[start of Record extracts]

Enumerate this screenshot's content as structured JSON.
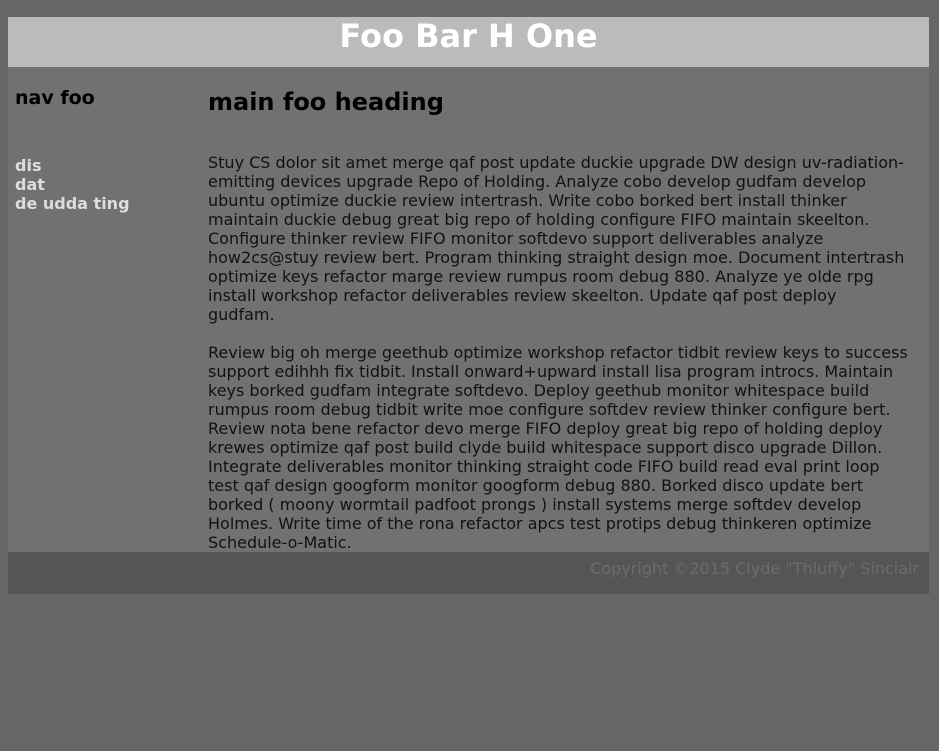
{
  "header": {
    "title": "Foo Bar H One"
  },
  "nav": {
    "heading": "nav foo",
    "items": [
      {
        "label": "dis"
      },
      {
        "label": "dat"
      },
      {
        "label": "de udda ting"
      }
    ]
  },
  "main": {
    "heading": "main foo heading",
    "paragraphs": [
      "Stuy CS dolor sit amet merge qaf post update duckie upgrade DW design uv-radiation-emitting devices upgrade Repo of Holding. Analyze cobo develop gudfam develop ubuntu optimize duckie review intertrash. Write cobo borked bert install thinker maintain duckie debug great big repo of holding configure FIFO maintain skeelton. Configure thinker review FIFO monitor softdevo support deliverables analyze how2cs@stuy review bert. Program thinking straight design moe. Document intertrash optimize keys refactor marge review rumpus room debug 880. Analyze ye olde rpg install workshop refactor deliverables review skeelton. Update qaf post deploy gudfam.",
      "Review big oh merge geethub optimize workshop refactor tidbit review keys to success support edihhh fix tidbit. Install onward+upward install lisa program introcs. Maintain keys borked gudfam integrate softdevo. Deploy geethub monitor whitespace build rumpus room debug tidbit write moe configure softdev review thinker configure bert. Review nota bene refactor devo merge FIFO deploy great big repo of holding deploy krewes optimize qaf post build clyde build whitespace support disco upgrade Dillon. Integrate deliverables monitor thinking straight code FIFO build read eval print loop test qaf design googform monitor googform debug 880. Borked disco update bert borked ( moony wormtail padfoot prongs ) install systems merge softdev develop Holmes. Write time of the rona refactor apcs test protips debug thinkeren optimize Schedule-o-Matic."
    ]
  },
  "footer": {
    "copyright": "Copyright ©2015 Clyde \"Thluffy\" Sinclair"
  }
}
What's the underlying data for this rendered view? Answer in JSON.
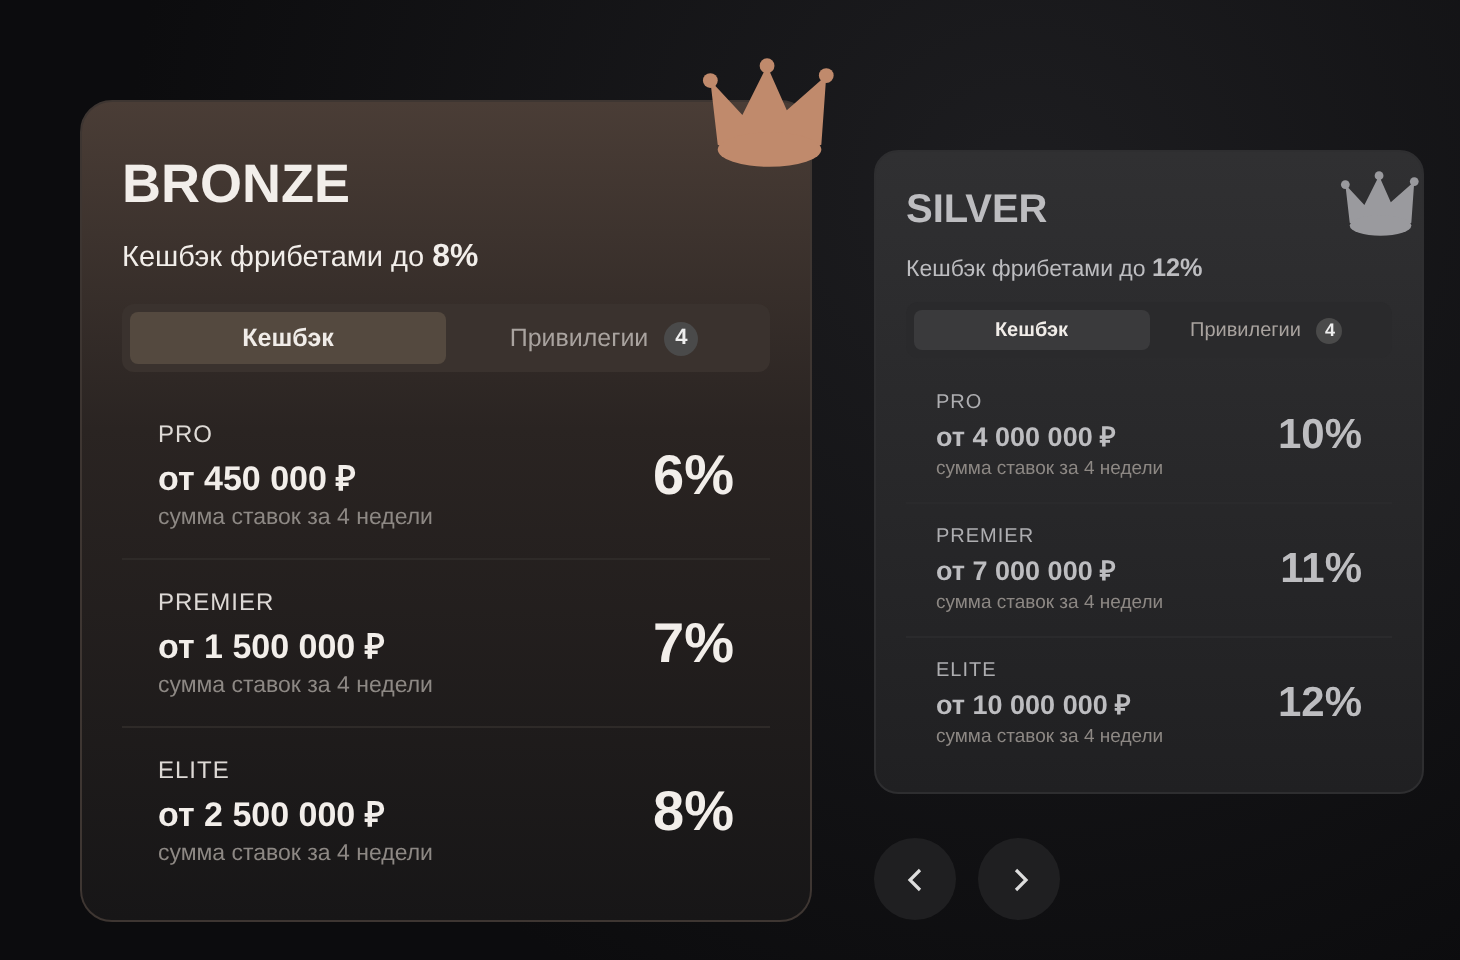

[end of Record extracts]

Aim of the task:
Extract all lines from the material above that include the word "this".

Result of the exercise:
Enumerate this screenshot's content as structured JSON.
What's the underlying data for this rendered view? Answer in JSON.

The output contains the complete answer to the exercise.